Each entry below should be echoed exactly, with pictures omitted.

--- START EXERCISE INPUT ---

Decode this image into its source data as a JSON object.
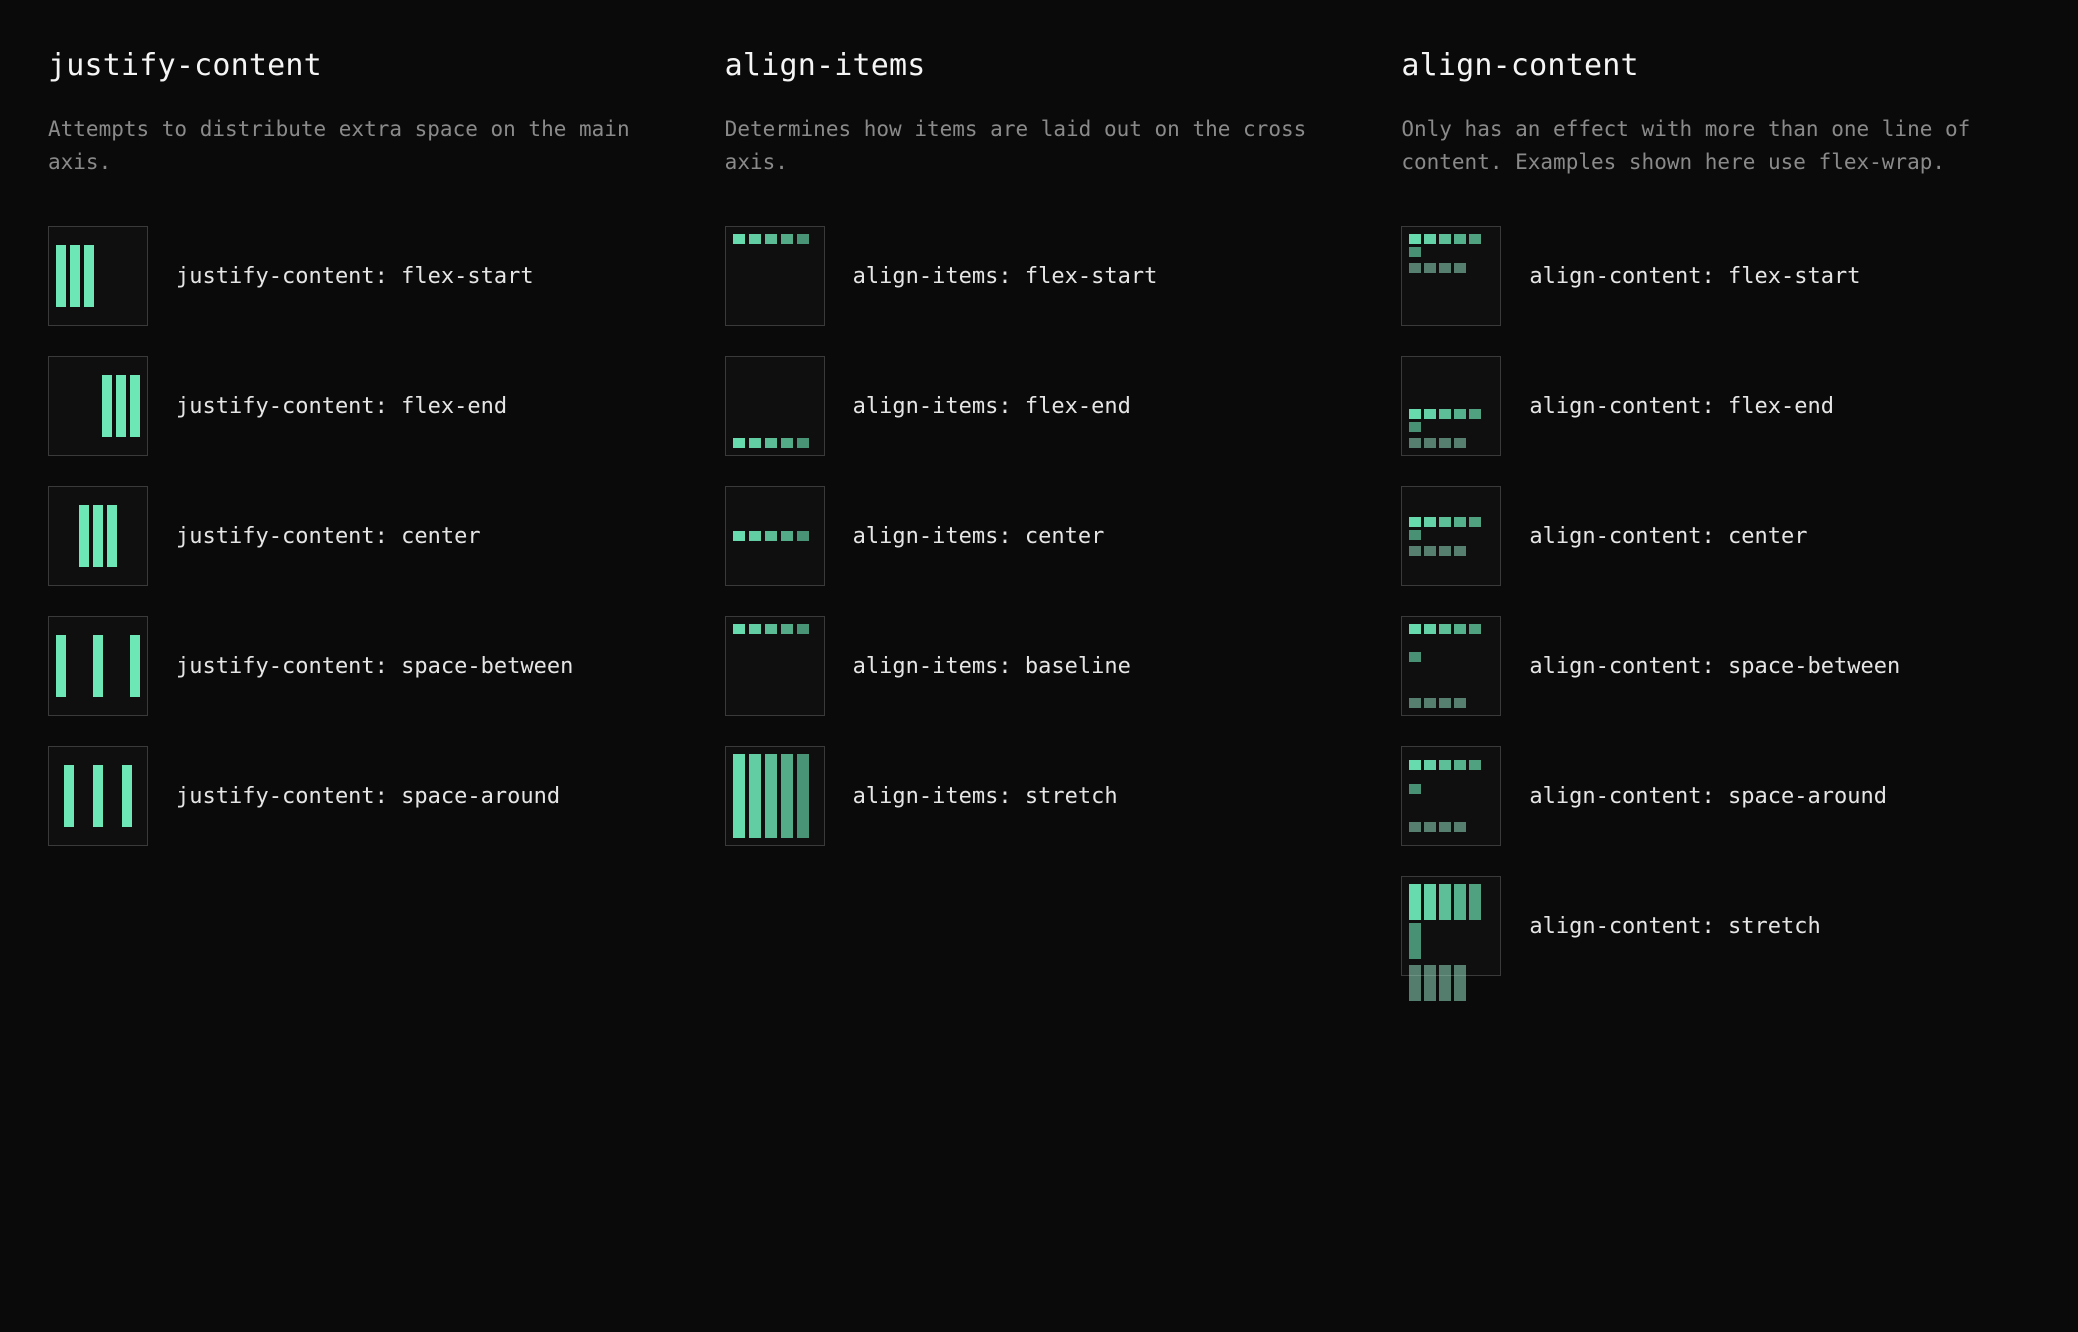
{
  "columns": {
    "justify_content": {
      "title": "justify-content",
      "description": "Attempts to distribute extra space on the main axis.",
      "items": [
        {
          "label": "justify-content: flex-start"
        },
        {
          "label": "justify-content: flex-end"
        },
        {
          "label": "justify-content: center"
        },
        {
          "label": "justify-content: space-between"
        },
        {
          "label": "justify-content: space-around"
        }
      ]
    },
    "align_items": {
      "title": "align-items",
      "description": "Determines how items are laid out on the cross axis.",
      "items": [
        {
          "label": "align-items: flex-start"
        },
        {
          "label": "align-items: flex-end"
        },
        {
          "label": "align-items: center"
        },
        {
          "label": "align-items: baseline"
        },
        {
          "label": "align-items: stretch"
        }
      ]
    },
    "align_content": {
      "title": "align-content",
      "description": "Only has an effect with more than one line of content. Examples shown here use flex-wrap.",
      "items": [
        {
          "label": "align-content: flex-start"
        },
        {
          "label": "align-content: flex-end"
        },
        {
          "label": "align-content: center"
        },
        {
          "label": "align-content: space-between"
        },
        {
          "label": "align-content: space-around"
        },
        {
          "label": "align-content: stretch"
        }
      ]
    }
  },
  "colors": {
    "background": "#0a0a0a",
    "text": "#e5e5e5",
    "muted": "#8a8a8a",
    "accent": "#6ee7b7",
    "border": "#3a3a3a"
  }
}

--- END EXERCISE INPUT ---

RESULT FOR THIS TASK
Decode this image into its source data as a JSON object.
{
  "columns": {
    "justify_content": {
      "title": "justify-content",
      "description": "Attempts to distribute extra space on the main axis.",
      "items": [
        {
          "label": "justify-content: flex-start"
        },
        {
          "label": "justify-content: flex-end"
        },
        {
          "label": "justify-content: center"
        },
        {
          "label": "justify-content: space-between"
        },
        {
          "label": "justify-content: space-around"
        }
      ]
    },
    "align_items": {
      "title": "align-items",
      "description": "Determines how items are laid out on the cross axis.",
      "items": [
        {
          "label": "align-items: flex-start"
        },
        {
          "label": "align-items: flex-end"
        },
        {
          "label": "align-items: center"
        },
        {
          "label": "align-items: baseline"
        },
        {
          "label": "align-items: stretch"
        }
      ]
    },
    "align_content": {
      "title": "align-content",
      "description": "Only has an effect with more than one line of content. Examples shown here use flex-wrap.",
      "items": [
        {
          "label": "align-content: flex-start"
        },
        {
          "label": "align-content: flex-end"
        },
        {
          "label": "align-content: center"
        },
        {
          "label": "align-content: space-between"
        },
        {
          "label": "align-content: space-around"
        },
        {
          "label": "align-content: stretch"
        }
      ]
    }
  },
  "colors": {
    "background": "#0a0a0a",
    "text": "#e5e5e5",
    "muted": "#8a8a8a",
    "accent": "#6ee7b7",
    "border": "#3a3a3a"
  }
}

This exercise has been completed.